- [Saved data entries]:
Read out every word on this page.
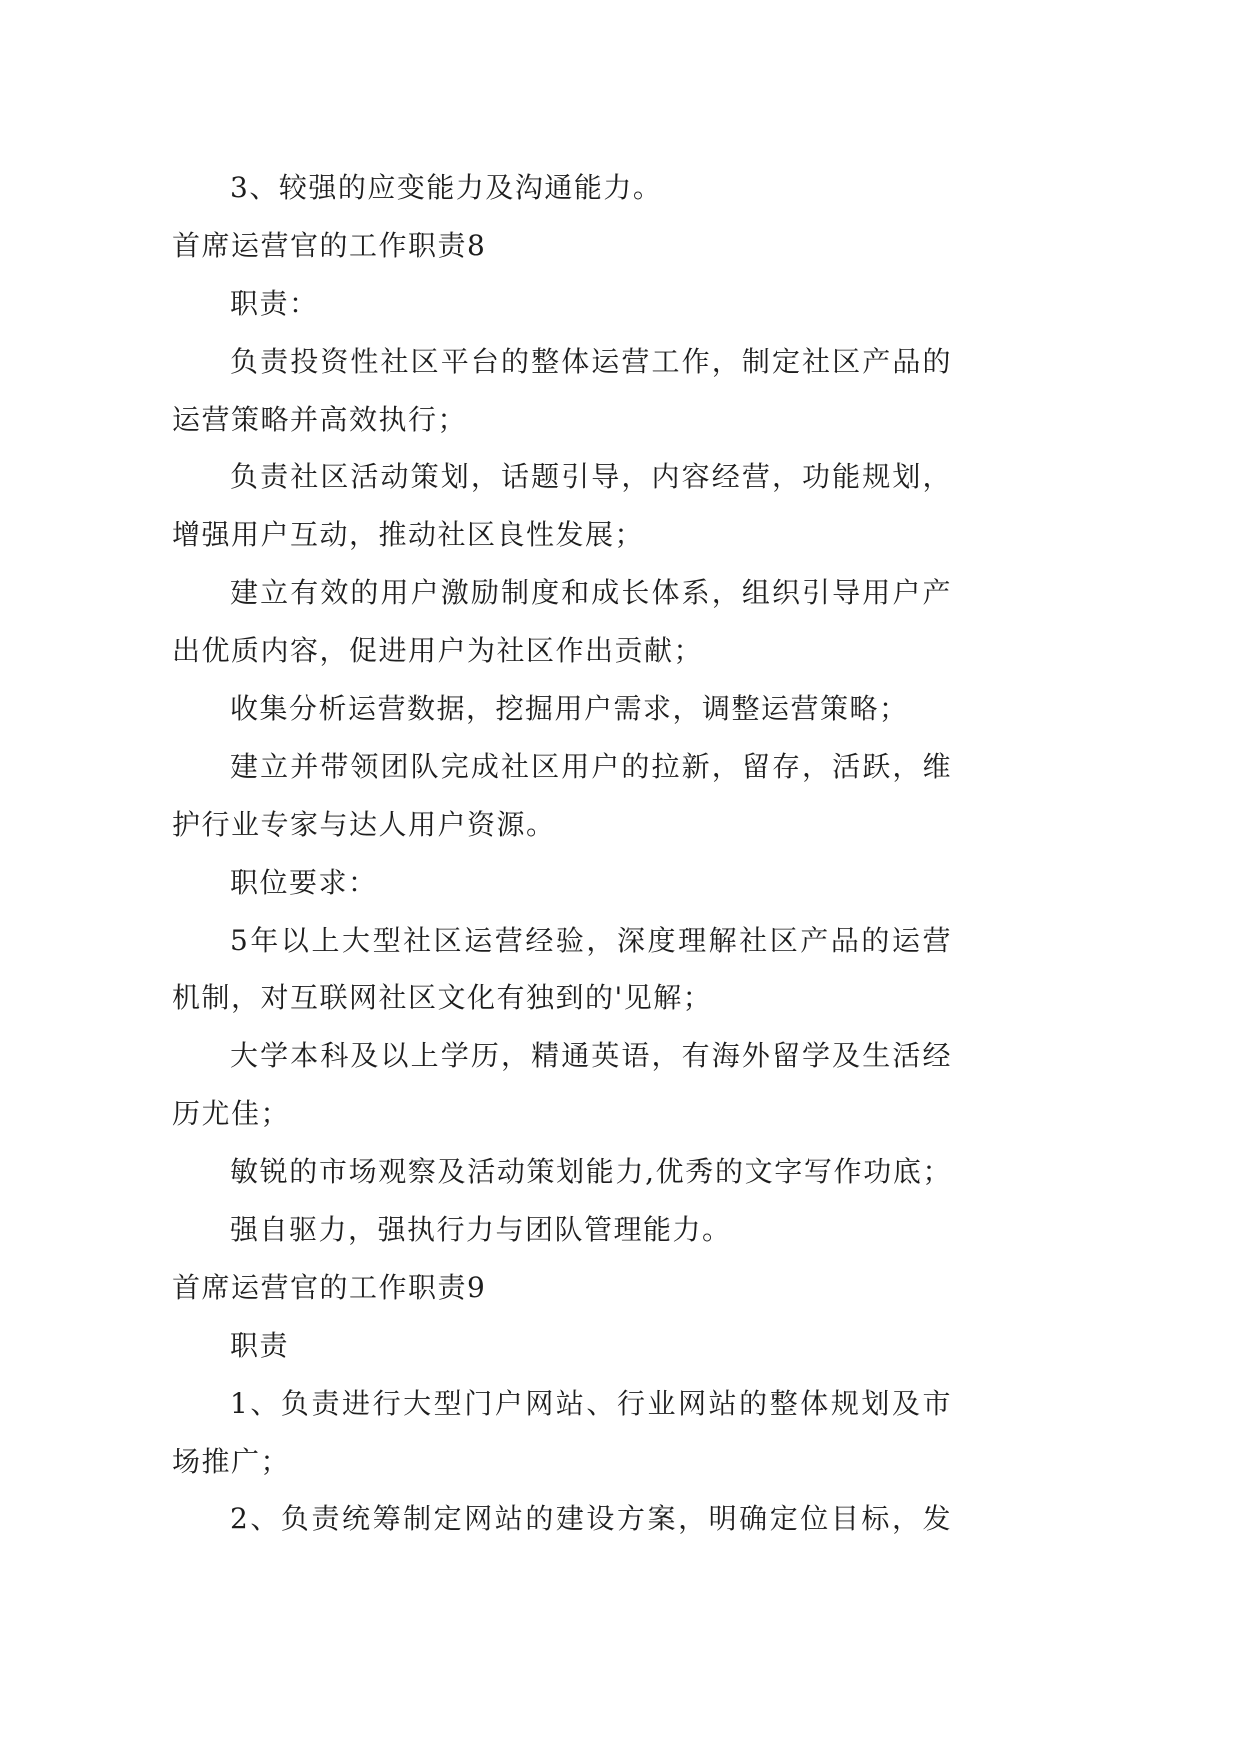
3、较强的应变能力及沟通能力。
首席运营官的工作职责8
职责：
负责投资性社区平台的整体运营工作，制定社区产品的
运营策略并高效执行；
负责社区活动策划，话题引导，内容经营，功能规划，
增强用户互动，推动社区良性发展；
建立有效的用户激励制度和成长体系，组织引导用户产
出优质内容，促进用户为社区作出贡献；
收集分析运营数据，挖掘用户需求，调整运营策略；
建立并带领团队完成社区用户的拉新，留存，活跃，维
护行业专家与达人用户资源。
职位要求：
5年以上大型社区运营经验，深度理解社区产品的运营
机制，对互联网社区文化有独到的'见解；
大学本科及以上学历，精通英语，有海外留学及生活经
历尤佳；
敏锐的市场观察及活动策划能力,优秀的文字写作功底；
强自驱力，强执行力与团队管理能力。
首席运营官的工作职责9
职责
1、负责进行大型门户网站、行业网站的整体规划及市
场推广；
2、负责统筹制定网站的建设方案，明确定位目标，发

- [Task to complete]: All entries must be written out again exactly as given, with no pictures in the copy.

- [Solution for this exercise]:
Read out every word on this page.
3、较强的应变能力及沟通能力。
首席运营官的工作职责8
职责：
负责投资性社区平台的整体运营工作，制定社区产品的
运营策略并高效执行；
负责社区活动策划，话题引导，内容经营，功能规划，
增强用户互动，推动社区良性发展；
建立有效的用户激励制度和成长体系，组织引导用户产
出优质内容，促进用户为社区作出贡献；
收集分析运营数据，挖掘用户需求，调整运营策略；
建立并带领团队完成社区用户的拉新，留存，活跃，维
护行业专家与达人用户资源。
职位要求：
5年以上大型社区运营经验，深度理解社区产品的运营
机制，对互联网社区文化有独到的'见解；
大学本科及以上学历，精通英语，有海外留学及生活经
历尤佳；
敏锐的市场观察及活动策划能力,优秀的文字写作功底；
强自驱力，强执行力与团队管理能力。
首席运营官的工作职责9
职责
1、负责进行大型门户网站、行业网站的整体规划及市
场推广；
2、负责统筹制定网站的建设方案，明确定位目标，发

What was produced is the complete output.